Fragmento del documento
-------

Señor Don Fe.Cal.Hin

Gabriel Ríos

Buenos días le de Dios, a Quien no sé si agradecerle que le dio a usted más inteligencia y educación que a su coetáneo Fox You, porque a cambio lo privó de tolerancia y lo volvió un obcecado, convencido de ser un indispensable catequista a nivel nacional.

Usted se atreve a retar a AMLO a que se pronuncie respecto a la situación política en Venezuela, pero me extraña que, como abogado y mexicano que es, se pase por el arco del triunfo la brillante tesis contenida en la Doctrina Estrada, es decir, que cada pueblo de cada Nación tiene derecho a auto determinarse, de lo que se desprende que no tienen los demás pueblos y naciones porque leerles la cartilla y, mucho menos, enmendarles la plana. Entiendo que esté usted tratando de proteger sus creencias y sus conveniencias, pero no abuse y deje que los venezolanos hagan en su país lo que su soberanía y leyes les permitan.

-------

Material proporcionado
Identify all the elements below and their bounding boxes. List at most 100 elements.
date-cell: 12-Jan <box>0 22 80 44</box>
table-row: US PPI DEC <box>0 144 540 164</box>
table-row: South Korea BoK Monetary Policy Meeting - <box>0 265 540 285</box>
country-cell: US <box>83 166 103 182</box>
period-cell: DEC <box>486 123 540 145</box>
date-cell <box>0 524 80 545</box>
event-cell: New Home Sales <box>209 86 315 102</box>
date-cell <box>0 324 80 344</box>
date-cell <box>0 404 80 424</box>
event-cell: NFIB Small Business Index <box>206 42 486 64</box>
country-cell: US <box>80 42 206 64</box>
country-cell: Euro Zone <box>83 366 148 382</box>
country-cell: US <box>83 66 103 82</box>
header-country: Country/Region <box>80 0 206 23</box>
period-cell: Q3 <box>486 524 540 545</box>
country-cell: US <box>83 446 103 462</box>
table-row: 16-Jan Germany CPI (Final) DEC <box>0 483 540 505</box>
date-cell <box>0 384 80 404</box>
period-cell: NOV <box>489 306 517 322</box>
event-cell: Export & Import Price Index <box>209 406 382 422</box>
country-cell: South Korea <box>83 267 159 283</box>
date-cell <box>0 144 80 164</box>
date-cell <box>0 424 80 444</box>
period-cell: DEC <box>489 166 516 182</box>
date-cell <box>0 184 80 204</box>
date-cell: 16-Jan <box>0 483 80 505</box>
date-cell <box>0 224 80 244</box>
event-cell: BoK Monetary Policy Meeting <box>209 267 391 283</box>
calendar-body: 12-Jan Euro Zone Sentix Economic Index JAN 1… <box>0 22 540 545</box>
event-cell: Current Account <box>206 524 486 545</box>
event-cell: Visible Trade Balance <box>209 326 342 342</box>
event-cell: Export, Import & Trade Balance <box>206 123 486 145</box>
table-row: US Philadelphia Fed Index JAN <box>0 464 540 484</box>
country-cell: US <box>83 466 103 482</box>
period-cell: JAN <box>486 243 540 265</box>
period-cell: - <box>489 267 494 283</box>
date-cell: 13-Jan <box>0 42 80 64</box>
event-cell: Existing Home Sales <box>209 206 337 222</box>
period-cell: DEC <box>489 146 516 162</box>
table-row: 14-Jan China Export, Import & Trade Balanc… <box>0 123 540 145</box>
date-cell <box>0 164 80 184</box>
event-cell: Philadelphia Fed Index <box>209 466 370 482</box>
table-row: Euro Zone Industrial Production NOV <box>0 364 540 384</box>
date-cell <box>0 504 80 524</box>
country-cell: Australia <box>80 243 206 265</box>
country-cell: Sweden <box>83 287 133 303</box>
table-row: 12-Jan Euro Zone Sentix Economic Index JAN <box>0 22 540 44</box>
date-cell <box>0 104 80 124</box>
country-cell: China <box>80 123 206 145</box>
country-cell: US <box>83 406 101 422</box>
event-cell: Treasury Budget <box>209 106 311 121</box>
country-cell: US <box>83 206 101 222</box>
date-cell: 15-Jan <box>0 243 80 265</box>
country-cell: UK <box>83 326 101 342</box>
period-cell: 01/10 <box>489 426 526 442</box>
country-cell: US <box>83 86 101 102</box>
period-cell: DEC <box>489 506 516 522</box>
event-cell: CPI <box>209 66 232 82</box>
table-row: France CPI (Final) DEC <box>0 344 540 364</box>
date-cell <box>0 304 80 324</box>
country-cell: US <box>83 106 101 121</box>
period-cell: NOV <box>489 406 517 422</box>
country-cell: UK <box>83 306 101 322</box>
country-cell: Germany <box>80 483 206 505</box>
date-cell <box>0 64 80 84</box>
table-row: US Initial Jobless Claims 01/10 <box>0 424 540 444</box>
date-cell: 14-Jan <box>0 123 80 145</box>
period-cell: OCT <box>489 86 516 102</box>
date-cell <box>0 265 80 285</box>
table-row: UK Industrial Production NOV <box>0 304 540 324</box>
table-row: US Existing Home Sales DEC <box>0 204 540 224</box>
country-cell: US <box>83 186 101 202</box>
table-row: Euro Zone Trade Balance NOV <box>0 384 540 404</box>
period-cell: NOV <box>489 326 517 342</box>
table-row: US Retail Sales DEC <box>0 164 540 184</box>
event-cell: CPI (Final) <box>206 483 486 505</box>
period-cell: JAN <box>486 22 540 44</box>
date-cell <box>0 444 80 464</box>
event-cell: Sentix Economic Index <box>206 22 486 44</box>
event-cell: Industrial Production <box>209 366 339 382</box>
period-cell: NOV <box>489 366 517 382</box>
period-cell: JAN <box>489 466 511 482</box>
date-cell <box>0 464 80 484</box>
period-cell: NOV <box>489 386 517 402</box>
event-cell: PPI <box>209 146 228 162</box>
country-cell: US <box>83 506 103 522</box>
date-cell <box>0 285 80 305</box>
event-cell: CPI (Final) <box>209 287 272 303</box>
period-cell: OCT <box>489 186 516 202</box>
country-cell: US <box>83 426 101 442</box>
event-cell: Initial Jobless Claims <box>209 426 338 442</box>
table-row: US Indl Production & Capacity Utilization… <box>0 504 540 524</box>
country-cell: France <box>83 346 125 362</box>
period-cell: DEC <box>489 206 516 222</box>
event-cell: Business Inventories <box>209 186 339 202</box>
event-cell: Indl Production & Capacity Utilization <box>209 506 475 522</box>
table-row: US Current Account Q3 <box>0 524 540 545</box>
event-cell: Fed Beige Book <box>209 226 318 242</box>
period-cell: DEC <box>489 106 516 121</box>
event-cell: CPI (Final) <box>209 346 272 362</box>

-------

Lista de tareas
a) Según la carta a Don Fe.Cal.Hin, ¿qué tesis sostiene que cada pueblo de cada nación tiene derecho a autodeterminarse?
b) Retoma la carta a Don Fe.Cal.Hin y continúala desde su última oración.
Las filas provienen de otra fuente.

Respuestas
a) La Doctrina Estrada.

b)
Señor católico, apostólico y romano, ya sé que se le atragantan Don Benito Juárez y los prohombres que le acompañaron en la saga de la Reforma del Siglo XIX, pero entienda que ni aunque el neoliberalismo esté actualmente de parte de usted, ello le da derecho a querer poner la Historia en reversa.

Créame que me es indiferente si es usted de mecha corta y cuáles son sus hábitos personales, pero después del desastre en que sumieron a México usted y su antecesor, ¿por qué no se muestra humilde, generoso y manso y le da el beneficio de la duda a AMLO? En el peor de los casos, este señor también tiene derecho a cometer errores, ¿no cree usted? Ya cámbiele a eso de que “AMLO es un peligro para México”. Sea más creativo. Lástima que la hipocresía de quienes se dicen temerosos de Dios los lleve a poner este mundo de cabeza. Otros creemos que apenas hay esperanza de revertir el fanatismo y la codicia, sin necesidad de ser hijos de la fregada, luego arrepentidos y luego santos canonizados por su Madre Iglesia.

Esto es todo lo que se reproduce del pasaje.